Exercise instructions – Find the lines below that contain the string "浙江省嘉兴市第四高级中学". Copy each one.

####

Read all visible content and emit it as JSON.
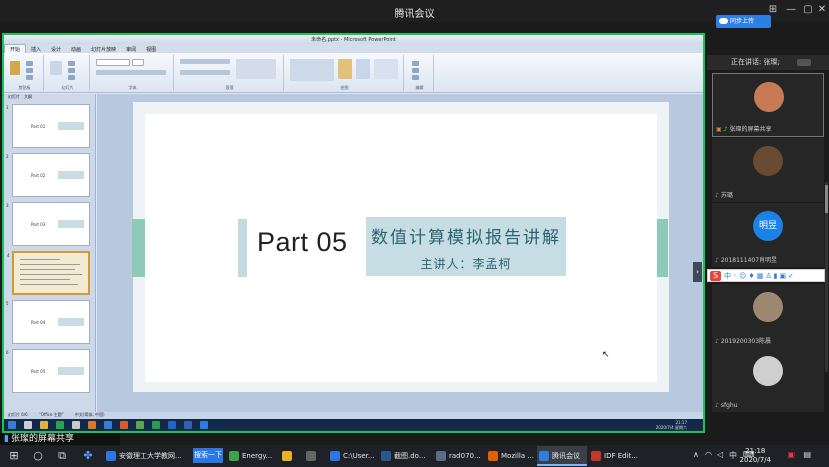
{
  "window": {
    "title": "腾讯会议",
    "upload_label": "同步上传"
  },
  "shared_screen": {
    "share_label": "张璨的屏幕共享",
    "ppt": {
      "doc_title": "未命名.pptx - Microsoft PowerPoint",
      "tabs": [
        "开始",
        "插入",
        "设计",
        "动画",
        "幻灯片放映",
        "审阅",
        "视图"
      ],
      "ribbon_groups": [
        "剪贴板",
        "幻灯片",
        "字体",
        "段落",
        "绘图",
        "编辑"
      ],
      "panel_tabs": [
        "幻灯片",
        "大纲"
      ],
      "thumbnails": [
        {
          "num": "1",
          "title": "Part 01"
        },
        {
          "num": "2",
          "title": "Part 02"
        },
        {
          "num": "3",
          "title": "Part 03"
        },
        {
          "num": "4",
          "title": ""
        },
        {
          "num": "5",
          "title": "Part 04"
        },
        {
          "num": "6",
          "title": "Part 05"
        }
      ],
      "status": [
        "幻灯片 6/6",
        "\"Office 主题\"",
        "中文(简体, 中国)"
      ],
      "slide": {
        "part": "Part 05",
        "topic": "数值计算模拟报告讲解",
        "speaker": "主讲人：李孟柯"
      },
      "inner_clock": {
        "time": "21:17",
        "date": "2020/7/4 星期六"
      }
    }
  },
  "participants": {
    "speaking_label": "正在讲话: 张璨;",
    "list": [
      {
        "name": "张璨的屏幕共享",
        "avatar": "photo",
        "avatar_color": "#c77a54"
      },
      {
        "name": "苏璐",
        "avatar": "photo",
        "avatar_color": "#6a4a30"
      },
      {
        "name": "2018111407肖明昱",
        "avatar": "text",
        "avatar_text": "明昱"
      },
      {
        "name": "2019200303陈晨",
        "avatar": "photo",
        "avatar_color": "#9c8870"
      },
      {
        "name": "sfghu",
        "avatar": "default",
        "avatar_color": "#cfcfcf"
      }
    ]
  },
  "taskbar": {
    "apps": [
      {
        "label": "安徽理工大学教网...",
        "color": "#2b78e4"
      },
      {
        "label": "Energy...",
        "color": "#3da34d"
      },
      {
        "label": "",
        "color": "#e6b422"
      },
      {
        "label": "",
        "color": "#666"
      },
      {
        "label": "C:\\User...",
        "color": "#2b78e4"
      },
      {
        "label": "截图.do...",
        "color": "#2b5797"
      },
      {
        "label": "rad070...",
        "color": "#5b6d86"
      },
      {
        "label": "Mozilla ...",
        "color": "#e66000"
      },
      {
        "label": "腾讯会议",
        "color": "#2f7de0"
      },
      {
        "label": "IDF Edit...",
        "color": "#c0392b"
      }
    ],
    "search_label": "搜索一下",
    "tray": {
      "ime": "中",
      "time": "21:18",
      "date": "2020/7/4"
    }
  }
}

####

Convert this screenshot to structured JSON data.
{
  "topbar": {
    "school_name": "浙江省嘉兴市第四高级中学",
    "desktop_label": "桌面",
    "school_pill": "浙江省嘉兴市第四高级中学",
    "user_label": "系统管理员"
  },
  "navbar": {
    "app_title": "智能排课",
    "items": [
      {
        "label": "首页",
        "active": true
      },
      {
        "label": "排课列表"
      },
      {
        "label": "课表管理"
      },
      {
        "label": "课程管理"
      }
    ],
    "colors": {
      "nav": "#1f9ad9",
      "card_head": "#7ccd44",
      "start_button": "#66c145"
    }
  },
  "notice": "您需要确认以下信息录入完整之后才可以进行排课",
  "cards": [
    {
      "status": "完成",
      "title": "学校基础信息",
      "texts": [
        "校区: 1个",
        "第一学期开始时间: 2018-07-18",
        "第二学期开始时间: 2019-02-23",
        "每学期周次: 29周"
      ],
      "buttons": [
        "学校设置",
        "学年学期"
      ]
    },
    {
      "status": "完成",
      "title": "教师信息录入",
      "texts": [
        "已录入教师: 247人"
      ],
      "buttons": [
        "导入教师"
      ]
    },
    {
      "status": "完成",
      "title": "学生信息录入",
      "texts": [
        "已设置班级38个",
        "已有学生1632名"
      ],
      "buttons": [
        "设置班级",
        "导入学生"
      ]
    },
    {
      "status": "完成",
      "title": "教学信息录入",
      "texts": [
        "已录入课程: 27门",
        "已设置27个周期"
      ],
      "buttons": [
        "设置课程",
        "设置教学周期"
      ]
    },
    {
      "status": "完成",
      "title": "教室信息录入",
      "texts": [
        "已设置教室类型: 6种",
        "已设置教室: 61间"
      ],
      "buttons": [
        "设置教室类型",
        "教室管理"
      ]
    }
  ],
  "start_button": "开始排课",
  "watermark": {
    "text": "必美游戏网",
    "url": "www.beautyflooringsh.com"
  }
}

####

Solution for this exercise –
    "school_name": "浙江省嘉兴市第四高级中学",
    "school_pill": "浙江省嘉兴市第四高级中学",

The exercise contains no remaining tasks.